◆ **DATA LINES**
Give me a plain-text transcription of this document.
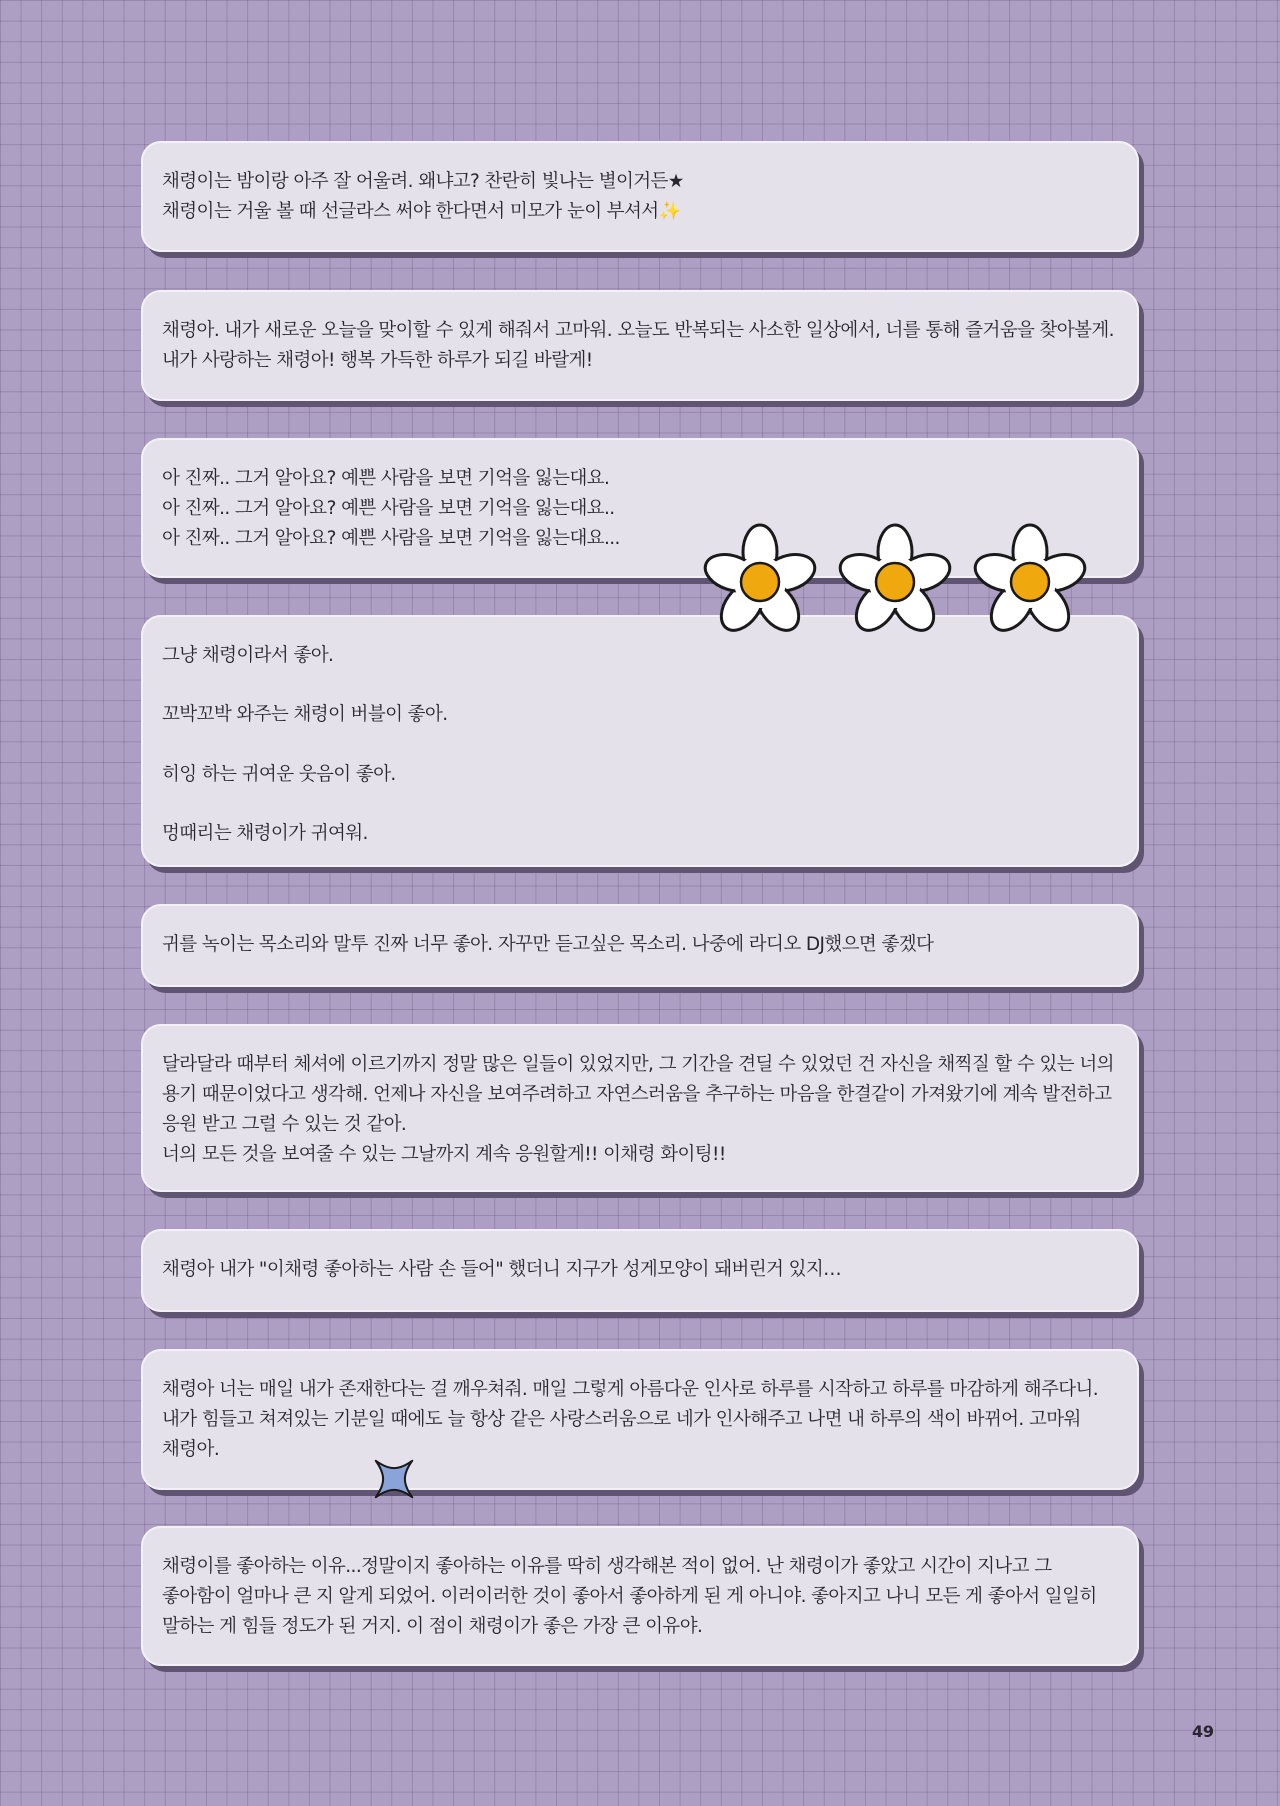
채령이는 밤이랑 아주 잘 어울려. 왜냐고? 찬란히 빛나는 별이거든★
채령이는 거울 볼 때 선글라스 써야 한다면서 미모가 눈이 부셔서✨

채령아. 내가 새로운 오늘을 맞이할 수 있게 해줘서 고마워. 오늘도 반복되는 사소한 일상에서, 너를 통해 즐거움을 찾아볼게. 내가 사랑하는 채령아! 행복 가득한 하루가 되길 바랄게!

아 진짜.. 그거 알아요? 예쁜 사람을 보면 기억을 잃는대요.
아 진짜.. 그거 알아요? 예쁜 사람을 보면 기억을 잃는대요..
아 진짜.. 그거 알아요? 예쁜 사람을 보면 기억을 잃는대요...

그냥 채령이라서 좋아.

꼬박꼬박 와주는 채령이 버블이 좋아.

히잉 하는 귀여운 웃음이 좋아.

멍때리는 채령이가 귀여워.

귀를 녹이는 목소리와 말투 진짜 너무 좋아. 자꾸만 듣고싶은 목소리. 나중에 라디오 DJ했으면 좋겠다

달라달라 때부터 체셔에 이르기까지 정말 많은 일들이 있었지만, 그 기간을 견딜 수 있었던 건 자신을 채찍질 할 수 있는 너의 용기 때문이었다고 생각해. 언제나 자신을 보여주려하고 자연스러움을 추구하는 마음을 한결같이 가져왔기에 계속 발전하고 응원 받고 그럴 수 있는 것 같아.
너의 모든 것을 보여줄 수 있는 그날까지 계속 응원할게!! 이채령 화이팅!!

채령아 내가 "이채령 좋아하는 사람 손 들어" 했더니 지구가 성게모양이 돼버린거 있지…

채령아 너는 매일 내가 존재한다는 걸 깨우쳐줘. 매일 그렇게 아름다운 인사로 하루를 시작하고 하루를 마감하게 해주다니. 내가 힘들고 쳐져있는 기분일 때에도 늘 항상 같은 사랑스러움으로 네가 인사해주고 나면 내 하루의 색이 바뀌어. 고마워 채령아.

채령이를 좋아하는 이유...정말이지 좋아하는 이유를 딱히 생각해본 적이 없어. 난 채령이가 좋았고 시간이 지나고 그 좋아함이 얼마나 큰 지 알게 되었어. 이러이러한 것이 좋아서 좋아하게 된 게 아니야. 좋아지고 나니 모든 게 좋아서 일일히 말하는 게 힘들 정도가 된 거지. 이 점이 채령이가 좋은 가장 큰 이유야.

49
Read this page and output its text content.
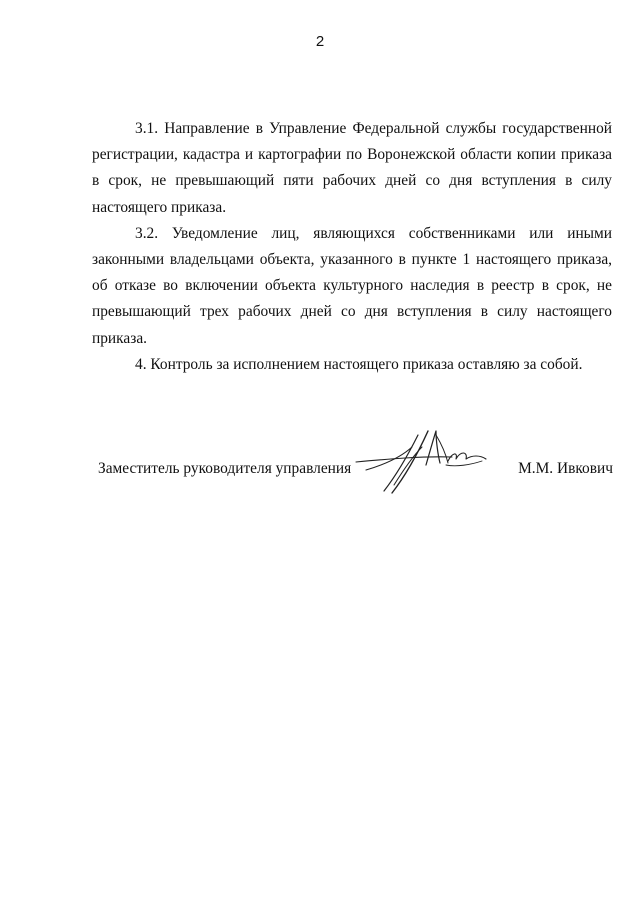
2

3.1. Направление в Управление Федеральной службы государственной регистрации, кадастра и картографии по Воронежской области копии приказа в срок, не превышающий пяти рабочих дней со дня вступления в силу настоящего приказа.

3.2. Уведомление лиц, являющихся собственниками или иными законными владельцами объекта, указанного в пункте 1 настоящего приказа, об отказе во включении объекта культурного наследия в реестр в срок, не превышающий трех рабочих дней со дня вступления в силу настоящего приказа.

4. Контроль за исполнением настоящего приказа оставляю за собой.

Заместитель руководителя управления	М.М. Ивкович
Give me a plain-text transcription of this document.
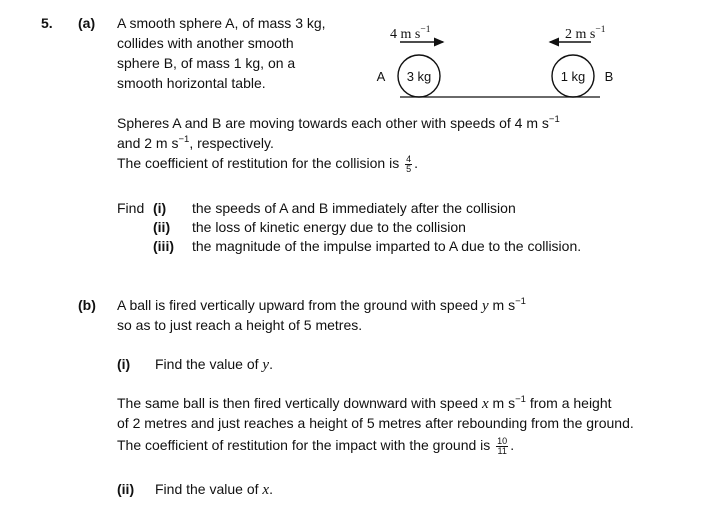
5. (a) A smooth sphere A, of mass 3 kg,
collides with another smooth
sphere B, of mass 1 kg, on a
smooth horizontal table.
4 m $s^{-1}$	2 m $s^{-1}$
3 kg
A	1 kg B
Spheres A and B are moving towards each other with speeds of 4 m $s^{-1}$
and 2 m $s^{-1}$, respectively.
The coefficient of restitution for the collision is $\frac{4}{5}$ .
Find (i) the speeds of A and B immediately after the collision
(ii) the loss of kinetic energy due to the collision
(iii) the magnitude of the impulse imparted to A due to the collision.
(b) A ball is fired vertically upward from the ground with speed y m $s^{-1}$
so as to just reach a height of 5 metres.
(i) Find the value of y.
The same ball is then fired vertically downward with speed x m $s^{-1}$ from a height
of 2 metres and just reaches a height of 5 metres after rebounding from the ground.
The coefficient of restitution for the impact with the ground is $\frac{10}{11}$ .
(ii) Find the value of x.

◆ **BRIEF**
Copy out all of the material exactly as written, without its pictures.

◆ **RESULT BELOW**
Give me a plain-text transcription of this document.
채령이는 밤이랑 아주 잘 어울려. 왜냐고? 찬란히 빛나는 별이거든★
채령이는 거울 볼 때 선글라스 써야 한다면서 미모가 눈이 부셔서✨

채령아. 내가 새로운 오늘을 맞이할 수 있게 해줘서 고마워. 오늘도 반복되는 사소한 일상에서, 너를 통해 즐거움을 찾아볼게. 내가 사랑하는 채령아! 행복 가득한 하루가 되길 바랄게!

아 진짜.. 그거 알아요? 예쁜 사람을 보면 기억을 잃는대요.
아 진짜.. 그거 알아요? 예쁜 사람을 보면 기억을 잃는대요..
아 진짜.. 그거 알아요? 예쁜 사람을 보면 기억을 잃는대요...

그냥 채령이라서 좋아.

꼬박꼬박 와주는 채령이 버블이 좋아.

히잉 하는 귀여운 웃음이 좋아.

멍때리는 채령이가 귀여워.

귀를 녹이는 목소리와 말투 진짜 너무 좋아. 자꾸만 듣고싶은 목소리. 나중에 라디오 DJ했으면 좋겠다

달라달라 때부터 체셔에 이르기까지 정말 많은 일들이 있었지만, 그 기간을 견딜 수 있었던 건 자신을 채찍질 할 수 있는 너의 용기 때문이었다고 생각해. 언제나 자신을 보여주려하고 자연스러움을 추구하는 마음을 한결같이 가져왔기에 계속 발전하고 응원 받고 그럴 수 있는 것 같아.
너의 모든 것을 보여줄 수 있는 그날까지 계속 응원할게!! 이채령 화이팅!!

채령아 내가 "이채령 좋아하는 사람 손 들어" 했더니 지구가 성게모양이 돼버린거 있지…

채령아 너는 매일 내가 존재한다는 걸 깨우쳐줘. 매일 그렇게 아름다운 인사로 하루를 시작하고 하루를 마감하게 해주다니. 내가 힘들고 쳐져있는 기분일 때에도 늘 항상 같은 사랑스러움으로 네가 인사해주고 나면 내 하루의 색이 바뀌어. 고마워 채령아.

채령이를 좋아하는 이유...정말이지 좋아하는 이유를 딱히 생각해본 적이 없어. 난 채령이가 좋았고 시간이 지나고 그 좋아함이 얼마나 큰 지 알게 되었어. 이러이러한 것이 좋아서 좋아하게 된 게 아니야. 좋아지고 나니 모든 게 좋아서 일일히 말하는 게 힘들 정도가 된 거지. 이 점이 채령이가 좋은 가장 큰 이유야.

49
Read this page and output its text content.
2

3.1. Направление в Управление Федеральной службы государственной регистрации, кадастра и картографии по Воронежской области копии приказа в срок, не превышающий пяти рабочих дней со дня вступления в силу настоящего приказа.

3.2. Уведомление лиц, являющихся собственниками или иными законными владельцами объекта, указанного в пункте 1 настоящего приказа, об отказе во включении объекта культурного наследия в реестр в срок, не превышающий трех рабочих дней со дня вступления в силу настоящего приказа.

4. Контроль за исполнением настоящего приказа оставляю за собой.

Заместитель руководителя управления	М.М. Ивкович
Give me a plain-text transcription of this document.
5. (a) A smooth sphere A, of mass 3 kg,
collides with another smooth
sphere B, of mass 1 kg, on a
smooth horizontal table.
4 m $s^{-1}$	2 m $s^{-1}$
3 kg
A	1 kg B
Spheres A and B are moving towards each other with speeds of 4 m $s^{-1}$
and 2 m $s^{-1}$, respectively.
The coefficient of restitution for the collision is $\frac{4}{5}$ .
Find (i) the speeds of A and B immediately after the collision
(ii) the loss of kinetic energy due to the collision
(iii) the magnitude of the impulse imparted to A due to the collision.
(b) A ball is fired vertically upward from the ground with speed y m $s^{-1}$
so as to just reach a height of 5 metres.
(i) Find the value of y.
The same ball is then fired vertically downward with speed x m $s^{-1}$ from a height
of 2 metres and just reaches a height of 5 metres after rebounding from the ground.
The coefficient of restitution for the impact with the ground is $\frac{10}{11}$ .
(ii) Find the value of x.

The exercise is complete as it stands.